**Data for processing**
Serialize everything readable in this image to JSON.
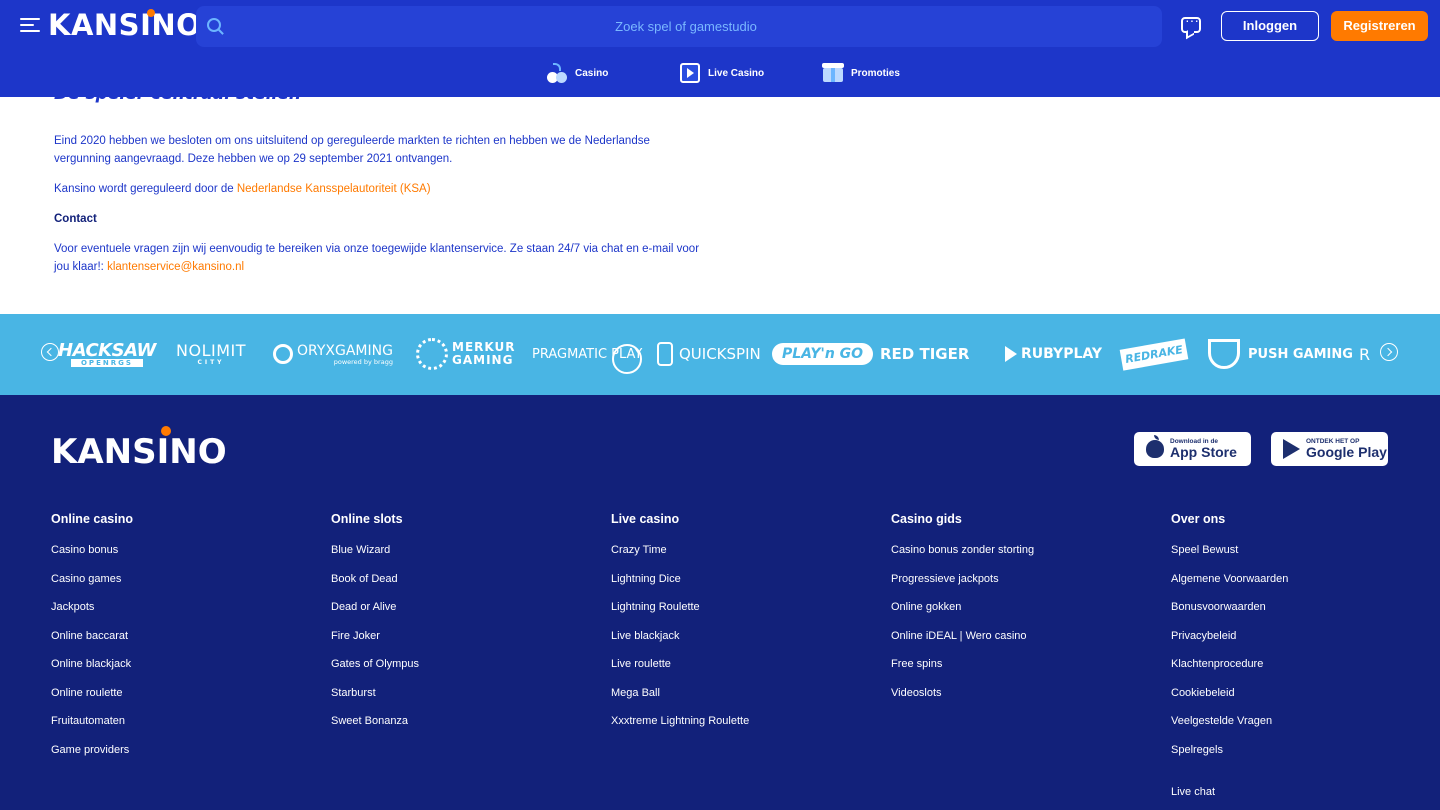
{
  "header": {
    "logo": "KANSINO",
    "search_placeholder": "Zoek spel of gamestudio",
    "login_label": "Inloggen",
    "register_label": "Registreren",
    "nav": [
      {
        "label": "Casino",
        "icon": "cherries-icon"
      },
      {
        "label": "Live Casino",
        "icon": "live-play-icon"
      },
      {
        "label": "Promoties",
        "icon": "gift-icon"
      }
    ]
  },
  "content": {
    "title": "De speler centraal stellen",
    "p1": "Eind 2020 hebben we besloten om ons uitsluitend op gereguleerde markten te richten en hebben we de Nederlandse vergunning aangevraagd. Deze hebben we op 29 september 2021 ontvangen.",
    "p2_text": "Kansino wordt gereguleerd door de ",
    "p2_link": "Nederlandse Kansspelautoriteit (KSA)",
    "p3": "Contact",
    "p4_text": "Voor eventuele vragen zijn wij eenvoudig te bereiken via onze toegewijde klantenservice. Ze staan 24/7 via chat en e-mail voor jou klaar!: ",
    "p4_link": "klantenservice@kansino.nl"
  },
  "providers": [
    "HACKSAW",
    "OPENRGS",
    "NOLIMIT",
    "CITY",
    "ORYXGAMING",
    "powered by bragg",
    "MERKUR",
    "GAMING",
    "PRAGMATIC PLAY",
    "QUICKSPIN",
    "PLAY'n GO",
    "RED TIGER",
    "RUBYPLAY",
    "REDRAKE",
    "PUSH GAMING",
    "R"
  ],
  "footer": {
    "logo": "KANSINO",
    "appstore_small": "Download in de",
    "appstore_big": "App Store",
    "gplay_small": "ONTDEK HET OP",
    "gplay_big": "Google Play",
    "columns": [
      {
        "title": "Online casino",
        "links": [
          "Casino bonus",
          "Casino games",
          "Jackpots",
          "Online baccarat",
          "Online blackjack",
          "Online roulette",
          "Fruitautomaten",
          "Game providers"
        ]
      },
      {
        "title": "Online slots",
        "links": [
          "Blue Wizard",
          "Book of Dead",
          "Dead or Alive",
          "Fire Joker",
          "Gates of Olympus",
          "Starburst",
          "Sweet Bonanza"
        ]
      },
      {
        "title": "Live casino",
        "links": [
          "Crazy Time",
          "Lightning Dice",
          "Lightning Roulette",
          "Live blackjack",
          "Live roulette",
          "Mega Ball",
          "Xxxtreme Lightning Roulette"
        ]
      },
      {
        "title": "Casino gids",
        "links": [
          "Casino bonus zonder storting",
          "Progressieve jackpots",
          "Online gokken",
          "Online iDEAL | Wero casino",
          "Free spins",
          "Videoslots"
        ]
      },
      {
        "title": "Over ons",
        "links": [
          "Speel Bewust",
          "Algemene Voorwaarden",
          "Bonusvoorwaarden",
          "Privacybeleid",
          "Klachtenprocedure",
          "Cookiebeleid",
          "Veelgestelde Vragen",
          "Spelregels"
        ]
      }
    ],
    "live_chat": "Live chat"
  },
  "colors": {
    "header_bg": "#1d36c9",
    "footer_bg": "#12217a",
    "providers_bg": "#49b5e4",
    "accent": "#ff7a00"
  }
}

**Goal**
Read through the data and copy every line where "Online" shows up.

**Response below**
        "title": "Online casino",
          "Online baccarat",
          "Online blackjack",
          "Online roulette",
        "title": "Online slots",
          "Online gokken",
          "Online iDEAL | Wero casino",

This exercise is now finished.